● Фрагмент документа:
########
Новый Мир (№ 2 2011)
Шрифт:
Спорт, существуя в культуре (а в советское время он существовал прямо-таки в самой ее сердцевине), оставляет на разных культурных поверхностях множество своих отпечатков, по которым впоследствии можно реконструировать очень многое, выходящее за пределы спорта как такового. Это относится скорее всего к любой культурной практике, но О’Махоуни прав: для советского времени спорт в самом деле — одна из наиболее знаковых практик. В визуальных «репрезентациях физкультуры и спорта» автор усматривает «обширное поле для исследования» не только «ценностей и смыслов», которые в советское время ассоциировались с этими занятиями, но и всего «культурного производства», выстроенного вокруг них.
К исследованию «сложных взаимоотношений
В книге О’Махоуни (к сожалению, нам ничегошеньки — ни в предисловии, ни в послесловии, ни даже в аннотации не сказано о том, кто это такой) симпатична прежде всего объемность взгляда и — при несомненной тщательности анализа — отсутствие категоричных и пристрастных оценок советской жизни, взгляда на нее свысока и стремления «развенчивать мифы». Прекрасно отдавая себе отчет в мифологичности множества аспектов советской культуры (видел ли кто-нибудь культуру без мифологичных аспектов?), он ясно видит и то, что мифы нуждаются не в «развенчивании», но в понимании. Он объективен, насколько вообще возможно быть объективным (даже теперь, спустя двадцать лет после краха советской власти, это не так легко и не так распространено, как хочется видеть), и анализирует советский мир с его обыкновениями, как анализировал бы, скажем, Древнюю Грецию: просто как культурную форму со своими особенностями. Думается, для понимания это наиболее продуктивно.
«Я н и к о м у т а к н е п и ш у, к а к В а м…» Переписка С. Н. Дурылина и Е. В. Гениевой. М., «Центр книги Рудомино», 2010, 544 стр.
Сергей Николаевич Дурылин и Елена Васильевна Гениева писали друг другу всего восемь лет: с 1925-го по 1933-й. Переписка, вначале чрезвычайно интенсивная, к началу 1930-х сошла почти на нет и наконец — когда Дурылин переехал в Москву и оказался со своей подмосковной корреспонденткой почти в одном городе — прекратилась, сменившись личным общением, которое продолжалось до конца жизни Сергея Николаевича.
Спустя много лет внучка Елены Васильевны, давно уже выросшая и ставшая директором московской Библиотеки иностранной литературы, — Екатерина Юрьевна Гениева нашла эти письма и поняла, что их нельзя не издать.
Сергей Дурылин (1886 — 1954) — писатель, искусствовед, религиозный мыслитель — на протяжении всей жизни вел интенсивнейшую переписку с очень широким кругом весьма нерядовых корреспондентов. Среди них были и философы — о. П. Флоренский, С. Н. Булгаков, В. В. Розанов, и поэты — Б. Л. Пастернак, М. А. Волошин, Б. А. Садовской, и художники — М. В. Нестеров, К. Ф. Богаевский, Р. Р. Фальк, П. Д. Корин, и музыканты — Н. К. Метнер, П. И. Васильев, А. Ф. Гедике, — причем со всеми он разговаривал на равных. Но Елене Васильевне он действительно писал так, как, пожалуй, никому другому.
########
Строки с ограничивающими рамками
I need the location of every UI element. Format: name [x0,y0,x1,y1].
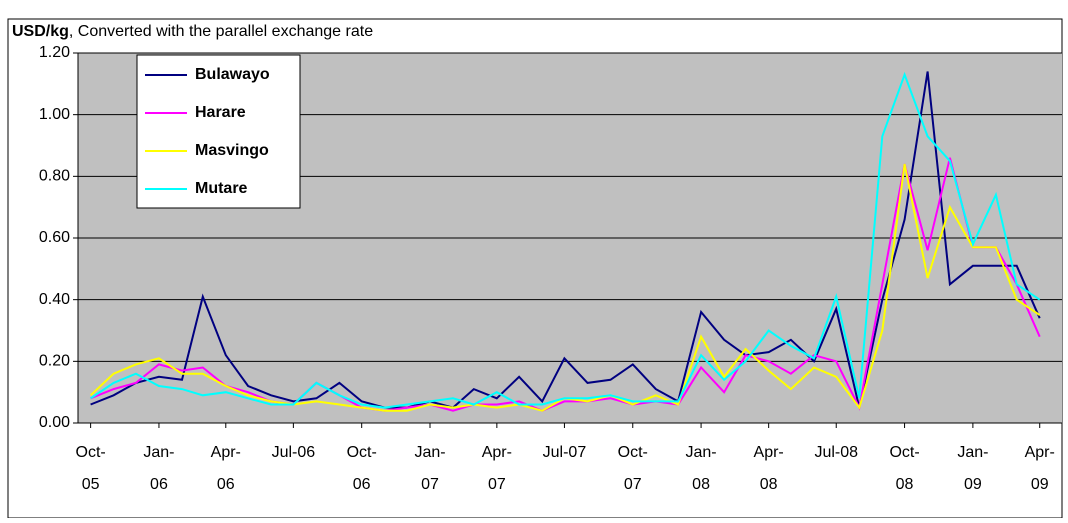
legend-label: Bulawayo [195,66,270,83]
x-tick-label-line: Apr- [754,444,784,461]
x-tick-label-line: Oct- [889,444,919,461]
legend-label: Harare [195,104,246,121]
x-tick-label: Oct- 05 [76,444,106,493]
y-tick-label: 0.60 [39,229,70,246]
legend-box [136,54,301,209]
x-tick-label-line: Apr- [482,444,512,461]
x-tick-label-line: 08 [692,476,710,493]
x-tick-label: Oct- 06 [347,444,377,493]
x-tick-label-line: 05 [82,476,100,493]
x-tick-label-line: Jul-07 [543,444,587,461]
x-tick-label-line: Jul-08 [814,444,858,461]
x-tick-label: Apr- 07 [482,444,512,493]
x-tick-label-line: Jan- [957,444,988,461]
x-tick-label-line: Apr- [211,444,241,461]
series-line [90,71,1041,409]
x-tick-label-line: Jan- [686,444,717,461]
x-tick-label-line: 07 [488,476,506,493]
x-tick-label: Jul-08 [814,444,858,461]
x-tick-label: Jan- 08 [686,444,717,493]
y-tick-label: 0.20 [39,353,70,370]
x-tick-label-line: Jan- [414,444,445,461]
x-tick-label-line: 07 [624,476,642,493]
y-tick-label: 0.00 [39,414,70,431]
x-tick-label-line: Jul-06 [272,444,316,461]
x-tick-label-line: Oct- [618,444,648,461]
x-tick-label-line: 08 [760,476,778,493]
x-tick-label: Jan- 09 [957,444,988,493]
x-tick-label-line: 06 [353,476,371,493]
y-tick-label: 0.80 [39,168,70,185]
x-tick-label-line: 09 [964,476,982,493]
x-tick-label-line: Jan- [143,444,174,461]
x-tick-label-line: 09 [1031,476,1049,493]
x-tick-label: Apr- 09 [1025,444,1055,493]
x-tick-label: Jul-06 [272,444,316,461]
x-tick-label-line: Oct- [76,444,106,461]
x-tick-label-line: Oct- [347,444,377,461]
legend-label: Masvingo [195,142,269,159]
x-tick-label: Oct- 08 [889,444,919,493]
x-tick-label-line: 07 [421,476,439,493]
x-tick-label-line: Apr- [1025,444,1055,461]
x-tick-label: Oct- 07 [618,444,648,493]
x-tick-label: Apr- 06 [211,444,241,493]
y-tick-label: 0.40 [39,291,70,308]
x-tick-label: Jan- 06 [143,444,174,493]
y-axis-label-text: , Converted with the parallel exchange r… [69,23,373,40]
legend-label: Mutare [195,180,248,197]
x-tick-label-line: 06 [150,476,168,493]
x-tick-label: Apr- 08 [754,444,784,493]
y-tick-label: 1.20 [39,44,70,61]
series-line [90,71,1041,409]
x-tick-label: Jul-07 [543,444,587,461]
y-axis-label: USD/kg, Converted with the parallel exch… [12,23,373,40]
x-tick-label: Jan- 07 [414,444,445,493]
y-tick-label: 1.00 [39,106,70,123]
y-axis-unit: USD/kg [12,23,69,40]
x-tick-label-line: 08 [896,476,914,493]
x-tick-label-line: 06 [217,476,235,493]
series-line [90,157,1041,412]
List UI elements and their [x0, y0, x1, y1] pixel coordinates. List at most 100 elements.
########
Выведите без изменений часть фрагмента документа, которая открывается словами, содержащими «Сергей Николаевич Дурылин», и завершается словами «жизни Сергея Николаевича.».

Сергей Николаевич Дурылин и Елена Васильевна Гениева писали друг другу всего восемь лет: с 1925-го по 1933-й. Переписка, вначале чрезвычайно интенсивная, к началу 1930-х сошла почти на нет и наконец — когда Дурылин переехал в Москву и оказался со своей подмосковной корреспонденткой почти в одном городе — прекратилась, сменившись личным общением, которое продолжалось до конца жизни Сергея Николаевича.